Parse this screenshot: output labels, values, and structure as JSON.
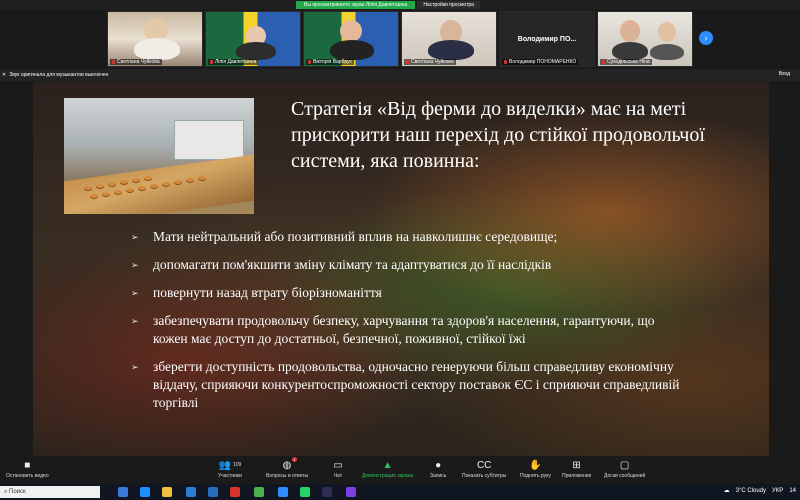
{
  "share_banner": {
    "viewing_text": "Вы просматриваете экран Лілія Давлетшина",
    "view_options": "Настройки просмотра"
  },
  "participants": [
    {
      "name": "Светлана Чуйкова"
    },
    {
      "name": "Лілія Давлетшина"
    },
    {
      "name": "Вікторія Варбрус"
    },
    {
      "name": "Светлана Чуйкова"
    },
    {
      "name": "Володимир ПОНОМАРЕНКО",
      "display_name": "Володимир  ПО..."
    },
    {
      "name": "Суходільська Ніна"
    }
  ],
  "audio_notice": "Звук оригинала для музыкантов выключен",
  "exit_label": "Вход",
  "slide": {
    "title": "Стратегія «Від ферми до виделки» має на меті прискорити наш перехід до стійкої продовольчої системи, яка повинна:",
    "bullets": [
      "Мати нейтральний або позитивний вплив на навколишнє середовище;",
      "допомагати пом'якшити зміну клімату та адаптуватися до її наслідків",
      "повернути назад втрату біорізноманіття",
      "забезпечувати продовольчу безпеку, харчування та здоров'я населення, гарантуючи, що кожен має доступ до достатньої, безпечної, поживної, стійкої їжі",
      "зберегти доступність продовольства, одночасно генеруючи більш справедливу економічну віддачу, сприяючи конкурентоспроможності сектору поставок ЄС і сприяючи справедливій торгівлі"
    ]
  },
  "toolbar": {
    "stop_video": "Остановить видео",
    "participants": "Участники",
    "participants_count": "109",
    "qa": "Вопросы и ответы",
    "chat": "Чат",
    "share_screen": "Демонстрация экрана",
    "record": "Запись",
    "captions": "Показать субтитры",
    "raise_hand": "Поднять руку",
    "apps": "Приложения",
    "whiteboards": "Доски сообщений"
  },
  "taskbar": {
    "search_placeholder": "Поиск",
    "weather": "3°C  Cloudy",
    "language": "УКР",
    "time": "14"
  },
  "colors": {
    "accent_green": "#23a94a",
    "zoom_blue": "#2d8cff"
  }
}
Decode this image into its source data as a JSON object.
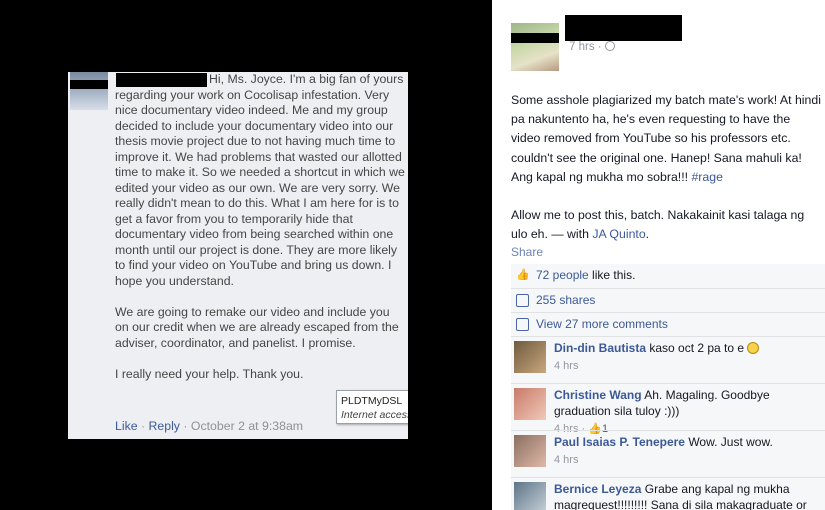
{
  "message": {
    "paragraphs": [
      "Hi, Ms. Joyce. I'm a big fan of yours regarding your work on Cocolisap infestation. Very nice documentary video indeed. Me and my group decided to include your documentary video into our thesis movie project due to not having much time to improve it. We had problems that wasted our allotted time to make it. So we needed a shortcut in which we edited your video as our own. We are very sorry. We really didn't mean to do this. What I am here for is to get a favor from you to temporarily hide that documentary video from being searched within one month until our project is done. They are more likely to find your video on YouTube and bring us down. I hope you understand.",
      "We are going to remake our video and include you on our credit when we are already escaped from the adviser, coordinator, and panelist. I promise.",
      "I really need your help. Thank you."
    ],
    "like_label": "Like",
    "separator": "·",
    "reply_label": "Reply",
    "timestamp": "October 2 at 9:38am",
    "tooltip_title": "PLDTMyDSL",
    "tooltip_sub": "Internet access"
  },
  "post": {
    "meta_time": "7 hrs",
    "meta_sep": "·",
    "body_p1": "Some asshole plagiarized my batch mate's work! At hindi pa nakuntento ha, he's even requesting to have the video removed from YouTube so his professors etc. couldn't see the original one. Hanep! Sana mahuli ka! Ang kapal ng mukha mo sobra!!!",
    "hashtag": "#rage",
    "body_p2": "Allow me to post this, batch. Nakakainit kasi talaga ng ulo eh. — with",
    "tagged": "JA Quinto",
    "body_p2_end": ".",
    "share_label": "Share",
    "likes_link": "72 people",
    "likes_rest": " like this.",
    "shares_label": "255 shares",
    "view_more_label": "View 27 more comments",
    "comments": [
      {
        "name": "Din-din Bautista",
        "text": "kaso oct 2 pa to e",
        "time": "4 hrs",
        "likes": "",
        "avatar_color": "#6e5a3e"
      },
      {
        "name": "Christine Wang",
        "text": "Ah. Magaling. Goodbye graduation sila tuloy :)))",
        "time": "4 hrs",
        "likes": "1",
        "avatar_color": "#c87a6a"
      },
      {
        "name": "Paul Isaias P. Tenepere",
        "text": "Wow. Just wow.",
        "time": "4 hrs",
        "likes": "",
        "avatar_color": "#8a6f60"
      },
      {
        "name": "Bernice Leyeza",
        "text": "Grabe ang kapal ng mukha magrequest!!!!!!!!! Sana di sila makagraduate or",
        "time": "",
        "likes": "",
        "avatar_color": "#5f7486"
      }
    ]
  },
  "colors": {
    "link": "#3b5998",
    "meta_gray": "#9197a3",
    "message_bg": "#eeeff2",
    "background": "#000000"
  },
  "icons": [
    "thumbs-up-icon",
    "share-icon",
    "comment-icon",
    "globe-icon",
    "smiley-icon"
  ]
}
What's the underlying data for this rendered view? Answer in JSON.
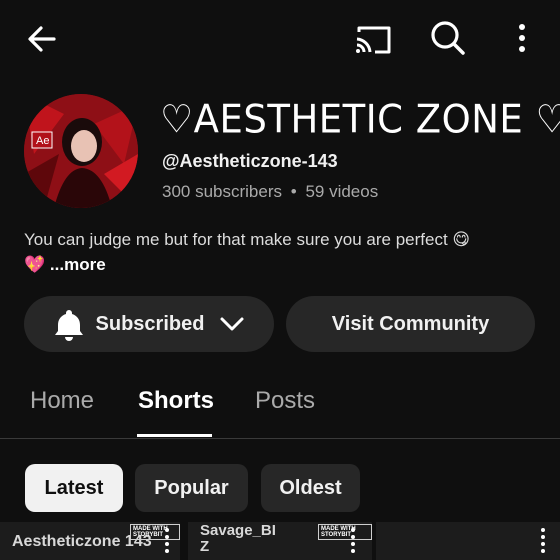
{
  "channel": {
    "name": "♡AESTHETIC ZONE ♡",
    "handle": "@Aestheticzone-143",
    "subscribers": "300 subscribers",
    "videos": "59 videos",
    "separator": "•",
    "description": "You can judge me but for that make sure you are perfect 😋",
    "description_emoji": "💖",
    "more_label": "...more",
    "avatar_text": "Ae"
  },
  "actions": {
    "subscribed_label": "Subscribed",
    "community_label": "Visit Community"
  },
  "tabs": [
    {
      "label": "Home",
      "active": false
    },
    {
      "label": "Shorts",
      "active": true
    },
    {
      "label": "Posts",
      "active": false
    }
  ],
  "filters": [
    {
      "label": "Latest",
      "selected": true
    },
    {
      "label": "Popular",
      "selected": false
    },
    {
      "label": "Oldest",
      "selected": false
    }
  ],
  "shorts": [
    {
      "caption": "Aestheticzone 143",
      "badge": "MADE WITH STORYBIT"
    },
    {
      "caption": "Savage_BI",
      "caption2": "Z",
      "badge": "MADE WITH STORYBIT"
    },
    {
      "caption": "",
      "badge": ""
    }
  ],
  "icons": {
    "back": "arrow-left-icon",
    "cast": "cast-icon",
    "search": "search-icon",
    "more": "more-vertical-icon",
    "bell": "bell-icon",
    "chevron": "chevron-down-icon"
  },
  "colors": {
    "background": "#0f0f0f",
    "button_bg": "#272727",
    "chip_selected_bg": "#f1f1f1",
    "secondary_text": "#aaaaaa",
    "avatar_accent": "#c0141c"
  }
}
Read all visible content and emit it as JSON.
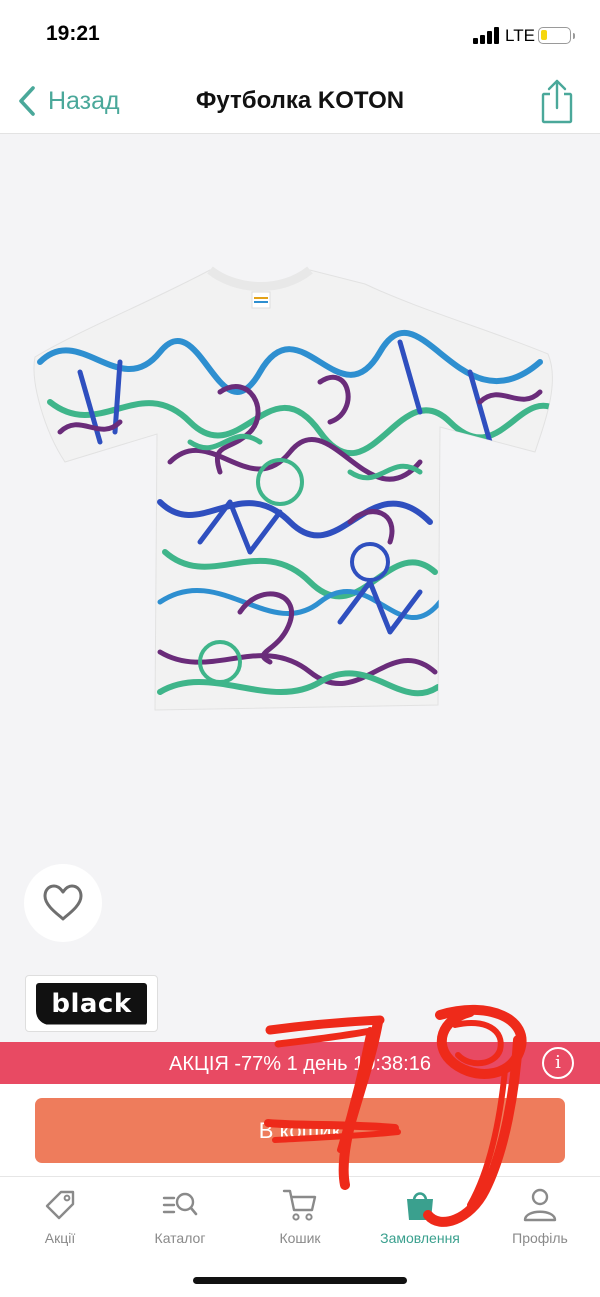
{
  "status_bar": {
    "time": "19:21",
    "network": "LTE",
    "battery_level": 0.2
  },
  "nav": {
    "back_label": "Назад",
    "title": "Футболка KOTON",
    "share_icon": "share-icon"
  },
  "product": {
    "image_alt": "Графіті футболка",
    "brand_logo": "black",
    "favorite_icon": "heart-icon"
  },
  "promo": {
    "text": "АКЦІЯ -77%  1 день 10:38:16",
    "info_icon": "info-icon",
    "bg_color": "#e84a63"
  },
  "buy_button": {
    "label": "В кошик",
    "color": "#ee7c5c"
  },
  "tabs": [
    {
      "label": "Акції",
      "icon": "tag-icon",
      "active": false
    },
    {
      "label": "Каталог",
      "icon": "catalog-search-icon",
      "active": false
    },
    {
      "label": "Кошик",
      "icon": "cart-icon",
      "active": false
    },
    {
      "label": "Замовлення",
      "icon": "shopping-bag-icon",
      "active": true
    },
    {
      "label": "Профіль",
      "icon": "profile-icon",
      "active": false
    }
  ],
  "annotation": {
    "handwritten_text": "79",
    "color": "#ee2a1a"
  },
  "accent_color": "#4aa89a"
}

++++++

Exercise => Quote every line of the records above exactly; no picture is to be copied.

Reply =>
Parse this screenshot: output labels, values, and structure as JSON.
{
  "share_banner": {
    "viewing_text": "Вы просматриваете экран Лілія Давлетшина",
    "view_options": "Настройки просмотра"
  },
  "participants": [
    {
      "name": "Светлана Чуйкова"
    },
    {
      "name": "Лілія Давлетшина"
    },
    {
      "name": "Вікторія Варбрус"
    },
    {
      "name": "Светлана Чуйкова"
    },
    {
      "name": "Володимир ПОНОМАРЕНКО",
      "display_name": "Володимир  ПО..."
    },
    {
      "name": "Суходільська Ніна"
    }
  ],
  "audio_notice": "Звук оригинала для музыкантов выключен",
  "exit_label": "Вход",
  "slide": {
    "title": "Стратегія «Від ферми до виделки» має на меті прискорити наш перехід до стійкої продовольчої системи, яка повинна:",
    "bullets": [
      "Мати нейтральний або позитивний вплив на навколишнє середовище;",
      "допомагати пом'якшити зміну клімату та адаптуватися до її наслідків",
      "повернути назад втрату біорізноманіття",
      "забезпечувати продовольчу безпеку, харчування та здоров'я населення, гарантуючи, що кожен має доступ до достатньої, безпечної, поживної, стійкої їжі",
      "зберегти доступність продовольства, одночасно генеруючи більш справедливу економічну віддачу, сприяючи конкурентоспроможності сектору поставок ЄС і сприяючи справедливій торгівлі"
    ]
  },
  "toolbar": {
    "stop_video": "Остановить видео",
    "participants": "Участники",
    "participants_count": "109",
    "qa": "Вопросы и ответы",
    "chat": "Чат",
    "share_screen": "Демонстрация экрана",
    "record": "Запись",
    "captions": "Показать субтитры",
    "raise_hand": "Поднять руку",
    "apps": "Приложения",
    "whiteboards": "Доски сообщений"
  },
  "taskbar": {
    "search_placeholder": "Поиск",
    "weather": "3°C  Cloudy",
    "language": "УКР",
    "time": "14"
  },
  "colors": {
    "accent_green": "#23a94a",
    "zoom_blue": "#2d8cff"
  }
}
Decode this image into its source data as a JSON object.
{
  "message": {
    "paragraphs": [
      "Hi, Ms. Joyce. I'm a big fan of yours regarding your work on Cocolisap infestation. Very nice documentary video indeed. Me and my group decided to include your documentary video into our thesis movie project due to not having much time to improve it. We had problems that wasted our allotted time to make it. So we needed a shortcut in which we edited your video as our own. We are very sorry. We really didn't mean to do this. What I am here for is to get a favor from you to temporarily hide that documentary video from being searched within one month until our project is done. They are more likely to find your video on YouTube and bring us down. I hope you understand.",
      "We are going to remake our video and include you on our credit when we are already escaped from the adviser, coordinator, and panelist. I promise.",
      "I really need your help. Thank you."
    ],
    "like_label": "Like",
    "separator": "·",
    "reply_label": "Reply",
    "timestamp": "October 2 at 9:38am",
    "tooltip_title": "PLDTMyDSL",
    "tooltip_sub": "Internet access"
  },
  "post": {
    "meta_time": "7 hrs",
    "meta_sep": "·",
    "body_p1": "Some asshole plagiarized my batch mate's work! At hindi pa nakuntento ha, he's even requesting to have the video removed from YouTube so his professors etc. couldn't see the original one. Hanep! Sana mahuli ka! Ang kapal ng mukha mo sobra!!!",
    "hashtag": "#rage",
    "body_p2": "Allow me to post this, batch. Nakakainit kasi talaga ng ulo eh. — with",
    "tagged": "JA Quinto",
    "body_p2_end": ".",
    "share_label": "Share",
    "likes_link": "72 people",
    "likes_rest": " like this.",
    "shares_label": "255 shares",
    "view_more_label": "View 27 more comments",
    "comments": [
      {
        "name": "Din-din Bautista",
        "text": "kaso oct 2 pa to e",
        "time": "4 hrs",
        "likes": "",
        "avatar_color": "#6e5a3e"
      },
      {
        "name": "Christine Wang",
        "text": "Ah. Magaling. Goodbye graduation sila tuloy :)))",
        "time": "4 hrs",
        "likes": "1",
        "avatar_color": "#c87a6a"
      },
      {
        "name": "Paul Isaias P. Tenepere",
        "text": "Wow. Just wow.",
        "time": "4 hrs",
        "likes": "",
        "avatar_color": "#8a6f60"
      },
      {
        "name": "Bernice Leyeza",
        "text": "Grabe ang kapal ng mukha magrequest!!!!!!!!! Sana di sila makagraduate or",
        "time": "",
        "likes": "",
        "avatar_color": "#5f7486"
      }
    ]
  },
  "colors": {
    "link": "#3b5998",
    "meta_gray": "#9197a3",
    "message_bg": "#eeeff2",
    "background": "#000000"
  },
  "icons": [
    "thumbs-up-icon",
    "share-icon",
    "comment-icon",
    "globe-icon",
    "smiley-icon"
  ]
}
What's the underlying data for this rendered view? Answer in JSON.
{
  "channel": {
    "name": "♡AESTHETIC ZONE ♡",
    "handle": "@Aestheticzone-143",
    "subscribers": "300 subscribers",
    "videos": "59 videos",
    "separator": "•",
    "description": "You can judge me but for that make sure you are perfect 😋",
    "description_emoji": "💖",
    "more_label": "...more",
    "avatar_text": "Ae"
  },
  "actions": {
    "subscribed_label": "Subscribed",
    "community_label": "Visit Community"
  },
  "tabs": [
    {
      "label": "Home",
      "active": false
    },
    {
      "label": "Shorts",
      "active": true
    },
    {
      "label": "Posts",
      "active": false
    }
  ],
  "filters": [
    {
      "label": "Latest",
      "selected": true
    },
    {
      "label": "Popular",
      "selected": false
    },
    {
      "label": "Oldest",
      "selected": false
    }
  ],
  "shorts": [
    {
      "caption": "Aestheticzone 143",
      "badge": "MADE WITH STORYBIT"
    },
    {
      "caption": "Savage_BI",
      "caption2": "Z",
      "badge": "MADE WITH STORYBIT"
    },
    {
      "caption": "",
      "badge": ""
    }
  ],
  "icons": {
    "back": "arrow-left-icon",
    "cast": "cast-icon",
    "search": "search-icon",
    "more": "more-vertical-icon",
    "bell": "bell-icon",
    "chevron": "chevron-down-icon"
  },
  "colors": {
    "background": "#0f0f0f",
    "button_bg": "#272727",
    "chip_selected_bg": "#f1f1f1",
    "secondary_text": "#aaaaaa",
    "avatar_accent": "#c0141c"
  }
}
Read all visible content and emit it as JSON.
{
  "status_bar": {
    "time": "19:21",
    "network": "LTE",
    "battery_level": 0.2
  },
  "nav": {
    "back_label": "Назад",
    "title": "Футболка KOTON",
    "share_icon": "share-icon"
  },
  "product": {
    "image_alt": "Графіті футболка",
    "brand_logo": "black",
    "favorite_icon": "heart-icon"
  },
  "promo": {
    "text": "АКЦІЯ -77%  1 день 10:38:16",
    "info_icon": "info-icon",
    "bg_color": "#e84a63"
  },
  "buy_button": {
    "label": "В кошик",
    "color": "#ee7c5c"
  },
  "tabs": [
    {
      "label": "Акції",
      "icon": "tag-icon",
      "active": false
    },
    {
      "label": "Каталог",
      "icon": "catalog-search-icon",
      "active": false
    },
    {
      "label": "Кошик",
      "icon": "cart-icon",
      "active": false
    },
    {
      "label": "Замовлення",
      "icon": "shopping-bag-icon",
      "active": true
    },
    {
      "label": "Профіль",
      "icon": "profile-icon",
      "active": false
    }
  ],
  "annotation": {
    "handwritten_text": "79",
    "color": "#ee2a1a"
  },
  "accent_color": "#4aa89a"
}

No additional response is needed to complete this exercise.